[Dataset excerpts]

• • • • • • •

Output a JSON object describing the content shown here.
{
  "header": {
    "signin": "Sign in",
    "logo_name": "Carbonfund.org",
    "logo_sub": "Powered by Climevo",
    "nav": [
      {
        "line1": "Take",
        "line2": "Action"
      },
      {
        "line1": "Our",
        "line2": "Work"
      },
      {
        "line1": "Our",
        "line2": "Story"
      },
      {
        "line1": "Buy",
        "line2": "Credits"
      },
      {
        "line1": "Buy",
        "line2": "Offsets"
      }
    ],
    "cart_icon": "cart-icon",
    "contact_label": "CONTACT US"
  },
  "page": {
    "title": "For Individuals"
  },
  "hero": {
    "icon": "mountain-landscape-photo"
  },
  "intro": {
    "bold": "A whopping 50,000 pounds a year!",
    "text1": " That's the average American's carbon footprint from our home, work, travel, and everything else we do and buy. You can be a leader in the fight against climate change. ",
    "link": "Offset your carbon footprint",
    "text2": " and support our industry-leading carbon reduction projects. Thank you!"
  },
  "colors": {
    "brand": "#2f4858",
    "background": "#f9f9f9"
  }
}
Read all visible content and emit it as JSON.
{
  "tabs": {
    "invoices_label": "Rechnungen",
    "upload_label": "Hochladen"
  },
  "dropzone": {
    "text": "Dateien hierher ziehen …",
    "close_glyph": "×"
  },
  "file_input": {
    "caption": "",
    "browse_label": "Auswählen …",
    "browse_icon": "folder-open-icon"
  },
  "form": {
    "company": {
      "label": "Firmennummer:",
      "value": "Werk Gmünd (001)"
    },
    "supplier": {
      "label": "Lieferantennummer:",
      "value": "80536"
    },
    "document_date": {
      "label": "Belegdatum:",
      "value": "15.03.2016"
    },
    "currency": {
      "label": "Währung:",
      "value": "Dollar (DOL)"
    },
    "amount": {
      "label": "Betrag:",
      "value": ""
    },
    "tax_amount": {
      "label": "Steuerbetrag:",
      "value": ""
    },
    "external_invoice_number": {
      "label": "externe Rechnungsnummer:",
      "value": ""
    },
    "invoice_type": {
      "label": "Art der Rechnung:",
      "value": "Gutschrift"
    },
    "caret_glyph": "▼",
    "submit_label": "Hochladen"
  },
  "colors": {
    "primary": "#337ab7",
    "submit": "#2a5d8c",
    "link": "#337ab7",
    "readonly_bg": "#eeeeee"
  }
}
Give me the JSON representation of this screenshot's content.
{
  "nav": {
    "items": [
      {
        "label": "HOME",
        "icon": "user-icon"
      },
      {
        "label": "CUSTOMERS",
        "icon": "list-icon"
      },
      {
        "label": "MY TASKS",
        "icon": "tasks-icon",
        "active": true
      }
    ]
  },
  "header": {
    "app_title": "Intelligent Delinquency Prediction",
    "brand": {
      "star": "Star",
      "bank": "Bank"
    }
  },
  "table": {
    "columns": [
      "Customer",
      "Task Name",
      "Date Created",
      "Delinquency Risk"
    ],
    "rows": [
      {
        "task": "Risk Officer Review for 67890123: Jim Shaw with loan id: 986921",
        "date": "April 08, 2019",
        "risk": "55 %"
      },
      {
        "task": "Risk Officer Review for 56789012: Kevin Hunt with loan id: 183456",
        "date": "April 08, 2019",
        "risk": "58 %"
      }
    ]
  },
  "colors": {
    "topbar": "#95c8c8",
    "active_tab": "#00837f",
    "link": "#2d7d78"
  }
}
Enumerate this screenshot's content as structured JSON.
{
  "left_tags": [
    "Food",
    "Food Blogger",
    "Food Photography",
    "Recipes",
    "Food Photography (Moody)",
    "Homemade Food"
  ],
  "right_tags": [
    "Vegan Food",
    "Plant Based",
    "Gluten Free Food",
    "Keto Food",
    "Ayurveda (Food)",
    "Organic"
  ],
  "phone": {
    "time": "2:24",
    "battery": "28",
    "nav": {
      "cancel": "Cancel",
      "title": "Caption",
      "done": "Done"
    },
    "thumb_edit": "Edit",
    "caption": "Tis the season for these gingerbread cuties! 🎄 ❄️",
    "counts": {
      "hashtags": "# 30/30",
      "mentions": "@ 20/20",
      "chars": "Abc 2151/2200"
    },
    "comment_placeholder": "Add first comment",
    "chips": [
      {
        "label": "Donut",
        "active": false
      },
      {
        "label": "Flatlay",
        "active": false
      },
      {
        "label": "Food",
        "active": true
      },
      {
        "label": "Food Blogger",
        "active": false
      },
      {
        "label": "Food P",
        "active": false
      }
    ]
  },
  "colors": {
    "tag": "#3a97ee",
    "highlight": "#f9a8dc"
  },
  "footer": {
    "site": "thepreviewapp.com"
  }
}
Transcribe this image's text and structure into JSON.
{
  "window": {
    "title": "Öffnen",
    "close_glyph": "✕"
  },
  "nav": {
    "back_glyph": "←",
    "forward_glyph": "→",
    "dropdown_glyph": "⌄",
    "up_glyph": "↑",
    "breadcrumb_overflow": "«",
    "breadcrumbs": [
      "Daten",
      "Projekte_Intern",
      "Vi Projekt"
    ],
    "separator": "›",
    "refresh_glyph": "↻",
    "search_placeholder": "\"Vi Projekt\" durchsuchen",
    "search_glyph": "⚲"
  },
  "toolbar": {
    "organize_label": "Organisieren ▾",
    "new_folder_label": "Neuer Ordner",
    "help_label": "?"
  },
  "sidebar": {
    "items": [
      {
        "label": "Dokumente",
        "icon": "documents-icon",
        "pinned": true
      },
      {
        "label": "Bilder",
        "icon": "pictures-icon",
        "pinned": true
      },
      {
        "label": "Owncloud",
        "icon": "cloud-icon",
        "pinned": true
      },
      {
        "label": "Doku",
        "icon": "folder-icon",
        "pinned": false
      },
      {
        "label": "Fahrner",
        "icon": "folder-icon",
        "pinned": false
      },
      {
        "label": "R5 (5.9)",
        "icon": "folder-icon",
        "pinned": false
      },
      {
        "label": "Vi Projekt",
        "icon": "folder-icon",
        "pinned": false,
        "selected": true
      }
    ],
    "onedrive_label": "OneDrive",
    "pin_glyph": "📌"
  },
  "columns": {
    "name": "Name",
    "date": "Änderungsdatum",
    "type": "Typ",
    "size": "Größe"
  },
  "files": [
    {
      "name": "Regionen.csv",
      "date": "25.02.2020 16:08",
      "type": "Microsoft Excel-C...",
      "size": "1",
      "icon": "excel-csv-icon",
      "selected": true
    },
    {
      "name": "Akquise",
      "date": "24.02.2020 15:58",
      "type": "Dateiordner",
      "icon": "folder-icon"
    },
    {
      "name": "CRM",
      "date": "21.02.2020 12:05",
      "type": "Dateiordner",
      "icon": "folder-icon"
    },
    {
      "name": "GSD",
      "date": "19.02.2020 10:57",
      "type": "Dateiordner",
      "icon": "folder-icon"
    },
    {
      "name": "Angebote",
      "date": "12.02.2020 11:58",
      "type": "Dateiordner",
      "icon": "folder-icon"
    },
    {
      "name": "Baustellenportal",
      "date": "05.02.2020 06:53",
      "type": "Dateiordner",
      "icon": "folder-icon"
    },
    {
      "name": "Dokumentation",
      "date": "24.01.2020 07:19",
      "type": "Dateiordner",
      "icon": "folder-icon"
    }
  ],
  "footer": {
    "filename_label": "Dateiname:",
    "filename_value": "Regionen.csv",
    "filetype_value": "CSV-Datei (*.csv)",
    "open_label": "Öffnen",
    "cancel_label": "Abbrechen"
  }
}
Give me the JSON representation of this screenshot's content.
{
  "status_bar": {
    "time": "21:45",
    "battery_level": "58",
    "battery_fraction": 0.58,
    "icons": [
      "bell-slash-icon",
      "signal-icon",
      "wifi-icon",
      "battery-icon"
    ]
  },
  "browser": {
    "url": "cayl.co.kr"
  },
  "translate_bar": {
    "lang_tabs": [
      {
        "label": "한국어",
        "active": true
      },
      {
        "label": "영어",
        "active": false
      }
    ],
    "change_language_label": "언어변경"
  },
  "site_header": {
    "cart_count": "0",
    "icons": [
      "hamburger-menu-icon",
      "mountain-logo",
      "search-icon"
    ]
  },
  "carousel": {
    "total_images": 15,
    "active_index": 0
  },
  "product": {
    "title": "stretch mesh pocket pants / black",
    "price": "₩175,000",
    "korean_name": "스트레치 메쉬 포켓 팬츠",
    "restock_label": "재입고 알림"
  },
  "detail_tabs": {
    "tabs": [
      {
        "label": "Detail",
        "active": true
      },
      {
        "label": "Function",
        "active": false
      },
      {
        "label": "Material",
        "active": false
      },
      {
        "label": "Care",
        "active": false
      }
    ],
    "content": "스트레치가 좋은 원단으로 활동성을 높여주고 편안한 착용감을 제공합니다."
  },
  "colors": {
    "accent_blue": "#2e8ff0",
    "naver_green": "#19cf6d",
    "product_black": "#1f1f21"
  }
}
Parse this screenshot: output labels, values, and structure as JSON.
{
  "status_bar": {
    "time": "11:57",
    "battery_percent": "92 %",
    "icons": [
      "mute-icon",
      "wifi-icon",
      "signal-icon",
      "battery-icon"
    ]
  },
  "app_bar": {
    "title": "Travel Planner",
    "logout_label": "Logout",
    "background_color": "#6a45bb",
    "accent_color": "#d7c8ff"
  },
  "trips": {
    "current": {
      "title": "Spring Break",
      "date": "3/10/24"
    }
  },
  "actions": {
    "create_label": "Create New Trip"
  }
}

• • • • • • •

PROMPT:
Pick every line with "Regionen" in it and copy it.

SOLUTION:
      "name": "Regionen.csv",
    "filename_value": "Regionen.csv",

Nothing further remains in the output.